--- START INFORMATION PROVIDED ---
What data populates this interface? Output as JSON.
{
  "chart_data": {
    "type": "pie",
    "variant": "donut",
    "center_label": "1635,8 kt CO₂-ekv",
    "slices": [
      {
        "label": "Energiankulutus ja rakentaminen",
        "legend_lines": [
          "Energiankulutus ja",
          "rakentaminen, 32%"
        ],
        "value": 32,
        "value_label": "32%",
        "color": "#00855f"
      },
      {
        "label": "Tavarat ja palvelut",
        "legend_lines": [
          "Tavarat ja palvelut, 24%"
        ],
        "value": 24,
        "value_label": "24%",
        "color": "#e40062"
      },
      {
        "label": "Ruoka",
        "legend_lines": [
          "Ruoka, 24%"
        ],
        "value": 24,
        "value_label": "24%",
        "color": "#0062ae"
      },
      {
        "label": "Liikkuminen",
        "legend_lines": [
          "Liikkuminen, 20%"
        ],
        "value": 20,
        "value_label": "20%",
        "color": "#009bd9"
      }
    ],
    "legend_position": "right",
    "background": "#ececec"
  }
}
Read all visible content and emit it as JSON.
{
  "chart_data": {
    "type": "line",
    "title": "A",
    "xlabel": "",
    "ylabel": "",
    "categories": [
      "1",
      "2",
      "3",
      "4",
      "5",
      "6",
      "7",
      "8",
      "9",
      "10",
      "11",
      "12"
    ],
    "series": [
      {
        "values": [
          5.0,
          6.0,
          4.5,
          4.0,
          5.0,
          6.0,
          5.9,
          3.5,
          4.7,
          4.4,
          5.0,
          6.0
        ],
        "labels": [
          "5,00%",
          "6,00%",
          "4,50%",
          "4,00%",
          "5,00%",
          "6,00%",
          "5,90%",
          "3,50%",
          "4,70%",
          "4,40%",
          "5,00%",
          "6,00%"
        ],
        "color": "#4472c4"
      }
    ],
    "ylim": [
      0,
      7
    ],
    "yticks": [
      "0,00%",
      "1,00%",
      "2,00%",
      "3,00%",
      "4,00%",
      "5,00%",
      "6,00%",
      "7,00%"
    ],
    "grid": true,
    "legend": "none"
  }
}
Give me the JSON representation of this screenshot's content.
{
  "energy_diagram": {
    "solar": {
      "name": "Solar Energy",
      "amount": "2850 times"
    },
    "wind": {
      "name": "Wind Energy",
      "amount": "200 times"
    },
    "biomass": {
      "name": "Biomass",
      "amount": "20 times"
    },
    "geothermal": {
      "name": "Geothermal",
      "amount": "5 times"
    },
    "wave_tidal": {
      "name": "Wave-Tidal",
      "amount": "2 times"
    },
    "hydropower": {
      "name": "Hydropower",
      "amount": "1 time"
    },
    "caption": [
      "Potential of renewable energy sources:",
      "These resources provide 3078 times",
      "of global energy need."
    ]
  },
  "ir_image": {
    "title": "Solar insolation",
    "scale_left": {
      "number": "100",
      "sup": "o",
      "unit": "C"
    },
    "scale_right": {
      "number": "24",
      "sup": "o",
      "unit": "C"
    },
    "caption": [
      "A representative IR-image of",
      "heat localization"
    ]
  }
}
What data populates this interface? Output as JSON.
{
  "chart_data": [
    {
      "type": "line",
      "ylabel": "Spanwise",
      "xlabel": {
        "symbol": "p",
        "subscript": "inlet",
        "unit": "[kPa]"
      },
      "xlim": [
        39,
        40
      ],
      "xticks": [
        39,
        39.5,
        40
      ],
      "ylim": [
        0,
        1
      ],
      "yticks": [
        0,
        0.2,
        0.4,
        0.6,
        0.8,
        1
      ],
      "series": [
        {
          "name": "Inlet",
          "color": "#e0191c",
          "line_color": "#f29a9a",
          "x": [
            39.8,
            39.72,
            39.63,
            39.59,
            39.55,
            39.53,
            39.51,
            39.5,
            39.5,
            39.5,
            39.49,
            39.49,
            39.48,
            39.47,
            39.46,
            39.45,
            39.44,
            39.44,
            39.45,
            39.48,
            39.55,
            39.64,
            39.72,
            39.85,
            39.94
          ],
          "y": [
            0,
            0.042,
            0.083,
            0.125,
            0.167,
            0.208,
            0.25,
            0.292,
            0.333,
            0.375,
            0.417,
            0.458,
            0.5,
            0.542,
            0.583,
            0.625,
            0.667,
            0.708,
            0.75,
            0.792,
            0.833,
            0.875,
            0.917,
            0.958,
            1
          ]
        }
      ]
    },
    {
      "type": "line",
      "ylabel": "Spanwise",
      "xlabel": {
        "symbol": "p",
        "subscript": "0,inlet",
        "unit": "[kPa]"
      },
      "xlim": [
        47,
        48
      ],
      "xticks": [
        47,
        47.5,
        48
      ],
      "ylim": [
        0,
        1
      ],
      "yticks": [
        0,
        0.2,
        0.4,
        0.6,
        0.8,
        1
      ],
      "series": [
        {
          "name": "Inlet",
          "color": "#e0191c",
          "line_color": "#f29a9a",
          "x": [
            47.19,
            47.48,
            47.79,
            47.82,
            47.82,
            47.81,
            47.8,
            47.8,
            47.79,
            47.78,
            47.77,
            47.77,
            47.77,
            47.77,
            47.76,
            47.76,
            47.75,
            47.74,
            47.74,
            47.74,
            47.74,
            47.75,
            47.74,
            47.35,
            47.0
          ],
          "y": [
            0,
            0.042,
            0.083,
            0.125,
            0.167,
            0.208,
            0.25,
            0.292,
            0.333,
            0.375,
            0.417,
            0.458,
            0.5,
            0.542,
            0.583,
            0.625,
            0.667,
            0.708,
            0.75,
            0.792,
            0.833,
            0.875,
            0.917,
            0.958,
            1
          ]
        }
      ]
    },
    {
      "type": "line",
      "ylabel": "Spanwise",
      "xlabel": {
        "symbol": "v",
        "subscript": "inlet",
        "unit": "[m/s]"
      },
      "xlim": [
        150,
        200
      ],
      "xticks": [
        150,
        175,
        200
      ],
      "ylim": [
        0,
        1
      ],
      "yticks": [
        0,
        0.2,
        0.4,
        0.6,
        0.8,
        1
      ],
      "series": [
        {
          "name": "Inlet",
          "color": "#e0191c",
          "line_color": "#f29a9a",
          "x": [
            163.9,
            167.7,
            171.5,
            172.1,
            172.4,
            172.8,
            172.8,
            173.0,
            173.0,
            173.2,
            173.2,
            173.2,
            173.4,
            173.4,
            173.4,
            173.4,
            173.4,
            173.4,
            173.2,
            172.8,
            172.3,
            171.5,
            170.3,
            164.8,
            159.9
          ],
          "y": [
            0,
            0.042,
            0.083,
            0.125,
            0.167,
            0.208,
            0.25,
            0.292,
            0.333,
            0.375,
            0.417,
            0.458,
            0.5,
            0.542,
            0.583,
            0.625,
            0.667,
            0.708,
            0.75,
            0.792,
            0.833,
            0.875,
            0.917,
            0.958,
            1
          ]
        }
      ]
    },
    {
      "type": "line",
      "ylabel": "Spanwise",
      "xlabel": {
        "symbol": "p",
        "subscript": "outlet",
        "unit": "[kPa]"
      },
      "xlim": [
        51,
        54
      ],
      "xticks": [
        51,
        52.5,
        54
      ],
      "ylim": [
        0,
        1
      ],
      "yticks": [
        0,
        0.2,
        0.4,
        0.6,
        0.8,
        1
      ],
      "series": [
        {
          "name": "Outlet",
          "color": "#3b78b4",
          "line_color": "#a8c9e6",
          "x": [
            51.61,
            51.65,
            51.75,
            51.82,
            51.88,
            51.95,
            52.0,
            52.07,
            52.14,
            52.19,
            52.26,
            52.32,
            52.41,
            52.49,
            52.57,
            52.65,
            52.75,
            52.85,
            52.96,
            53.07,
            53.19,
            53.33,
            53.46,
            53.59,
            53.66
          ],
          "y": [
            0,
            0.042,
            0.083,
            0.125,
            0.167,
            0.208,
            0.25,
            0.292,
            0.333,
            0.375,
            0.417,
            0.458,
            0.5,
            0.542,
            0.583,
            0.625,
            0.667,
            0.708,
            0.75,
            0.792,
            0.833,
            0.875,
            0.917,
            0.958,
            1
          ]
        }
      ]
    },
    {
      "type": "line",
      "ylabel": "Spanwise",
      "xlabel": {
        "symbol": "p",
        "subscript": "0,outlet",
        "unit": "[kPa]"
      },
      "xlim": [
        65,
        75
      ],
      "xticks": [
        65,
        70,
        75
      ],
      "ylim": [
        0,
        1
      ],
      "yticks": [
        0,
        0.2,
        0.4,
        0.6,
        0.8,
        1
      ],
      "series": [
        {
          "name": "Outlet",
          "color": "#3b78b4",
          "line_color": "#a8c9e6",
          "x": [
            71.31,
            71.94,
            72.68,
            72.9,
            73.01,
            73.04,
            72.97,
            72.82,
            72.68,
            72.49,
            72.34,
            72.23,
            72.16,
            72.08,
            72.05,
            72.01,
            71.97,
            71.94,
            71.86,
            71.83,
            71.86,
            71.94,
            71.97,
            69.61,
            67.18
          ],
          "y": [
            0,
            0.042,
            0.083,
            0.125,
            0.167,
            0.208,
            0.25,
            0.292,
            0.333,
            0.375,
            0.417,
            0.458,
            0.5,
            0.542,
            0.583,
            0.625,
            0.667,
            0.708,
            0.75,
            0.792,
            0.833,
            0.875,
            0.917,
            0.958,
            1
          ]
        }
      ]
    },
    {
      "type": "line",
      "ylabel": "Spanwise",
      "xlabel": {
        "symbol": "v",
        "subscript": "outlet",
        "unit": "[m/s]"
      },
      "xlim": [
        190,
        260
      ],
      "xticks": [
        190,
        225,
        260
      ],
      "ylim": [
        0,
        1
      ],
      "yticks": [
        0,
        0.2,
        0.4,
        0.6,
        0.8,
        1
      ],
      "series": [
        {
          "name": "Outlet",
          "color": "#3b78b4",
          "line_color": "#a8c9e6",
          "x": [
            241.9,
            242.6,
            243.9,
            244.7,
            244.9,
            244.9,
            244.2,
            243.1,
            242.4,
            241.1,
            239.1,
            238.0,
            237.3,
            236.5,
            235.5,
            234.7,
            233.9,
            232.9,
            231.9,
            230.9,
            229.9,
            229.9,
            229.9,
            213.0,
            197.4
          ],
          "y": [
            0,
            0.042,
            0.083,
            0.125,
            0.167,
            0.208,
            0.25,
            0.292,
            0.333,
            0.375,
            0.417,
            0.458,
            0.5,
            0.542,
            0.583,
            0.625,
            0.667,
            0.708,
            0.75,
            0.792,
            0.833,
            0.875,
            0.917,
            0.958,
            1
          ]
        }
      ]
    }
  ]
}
--- END INFORMATION PROVIDED ---
** WHAT IS BEING ASKED **
Pick out every line above that holds the word "content" and copy it.

** THE REPLY **
Read all visible content and emit it as JSON.
Give me the JSON representation of this screenshot's content.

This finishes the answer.